• _Tareas_
**A.** Enumera todos los porcentajes que aparecen en el texto sobre el conflicto universitario.
**B.** Prolonga el texto sobre el conflicto universitario a partir de su última oración.

• _Texto fuente_
====================

De acuerdo con informes del CIN, las transferencias a las universidades registraron una caída real del 45,6% entre 2023 y 2026. En términos de poder adquisitivo, los salarios universitarios aumentaron un 158% desde diciembre de 2023, frente a una inflación acumulada del 280% en el mismo periodo. Esta brecha generó un deterioro salarial equivalente a más de siete sueldos mensuales básicos.
El conflicto universitario escaló tras el fracaso de la estrategia judicial y política del oficialismo. El secretario de Políticas Universitarias, Alejandro Álvarez, y el secretario de Educación, Carlos Torrendell, intentaron sin éxito impulsar una nueva legislación para reducir el impacto fiscal. La falta de acuerdos en el Congreso y los fallos adversos dejaron al Gobierno en una posición de vulnerabilidad administrativa.

====================

• _Filas proporcionadas_

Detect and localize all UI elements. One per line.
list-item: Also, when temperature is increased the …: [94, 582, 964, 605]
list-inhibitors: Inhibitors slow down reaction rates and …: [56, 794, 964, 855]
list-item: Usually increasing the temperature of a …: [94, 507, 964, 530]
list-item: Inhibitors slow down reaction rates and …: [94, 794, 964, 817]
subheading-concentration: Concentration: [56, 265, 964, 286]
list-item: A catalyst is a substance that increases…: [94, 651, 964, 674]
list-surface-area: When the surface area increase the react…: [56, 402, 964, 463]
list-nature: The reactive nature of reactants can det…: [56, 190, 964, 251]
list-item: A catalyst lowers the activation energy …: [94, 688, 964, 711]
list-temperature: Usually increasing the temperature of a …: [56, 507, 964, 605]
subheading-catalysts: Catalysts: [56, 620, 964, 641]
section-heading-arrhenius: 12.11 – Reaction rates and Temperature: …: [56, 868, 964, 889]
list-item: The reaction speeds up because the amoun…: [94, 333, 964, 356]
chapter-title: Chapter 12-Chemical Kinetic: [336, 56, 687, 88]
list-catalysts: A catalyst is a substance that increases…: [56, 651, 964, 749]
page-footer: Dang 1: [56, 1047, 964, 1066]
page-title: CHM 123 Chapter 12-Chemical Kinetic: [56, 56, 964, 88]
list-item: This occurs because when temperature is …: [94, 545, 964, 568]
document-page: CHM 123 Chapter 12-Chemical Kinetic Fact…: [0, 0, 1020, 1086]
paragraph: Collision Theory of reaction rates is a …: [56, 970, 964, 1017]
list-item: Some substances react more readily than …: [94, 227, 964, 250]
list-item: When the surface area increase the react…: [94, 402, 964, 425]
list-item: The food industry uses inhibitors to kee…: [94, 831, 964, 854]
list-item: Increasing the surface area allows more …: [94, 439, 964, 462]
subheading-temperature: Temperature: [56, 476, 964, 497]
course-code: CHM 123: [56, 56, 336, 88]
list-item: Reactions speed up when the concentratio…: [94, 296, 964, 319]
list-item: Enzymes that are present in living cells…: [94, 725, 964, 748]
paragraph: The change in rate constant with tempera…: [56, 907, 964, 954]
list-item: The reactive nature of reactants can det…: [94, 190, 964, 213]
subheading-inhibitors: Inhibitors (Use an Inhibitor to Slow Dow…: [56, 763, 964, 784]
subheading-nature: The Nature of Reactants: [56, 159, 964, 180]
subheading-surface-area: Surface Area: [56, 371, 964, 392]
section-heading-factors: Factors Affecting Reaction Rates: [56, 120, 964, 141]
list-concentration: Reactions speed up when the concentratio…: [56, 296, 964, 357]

====================

• _Respuestas por tarea_
**A.** 45,6%, 158%, 280%

**B.**
Ante la falta de pagos efectivos, la comunidad académica y los sindicatos evalúan retomar las movilizaciones masivas. El antecedente de 2024 genera preocupación en el Poder Ejecutivo por el posible impacto en el humor social, en un contexto de caída de la recaudación y ascenso de precios.
La resolución definitiva queda ahora en manos del máximo tribunal, mientras el Tesoro Nacional evalúa de dónde extraer los fondos sin quebrar el equilibrio financiero. El cumplimiento de la ley podría reconfigurar el presupuesto de 2026 y las metas pactadas con organismos internacionales. ¿Podrá el Gobierno sostener su narrativa de austeridad ante una obligación judicial de esta magnitud?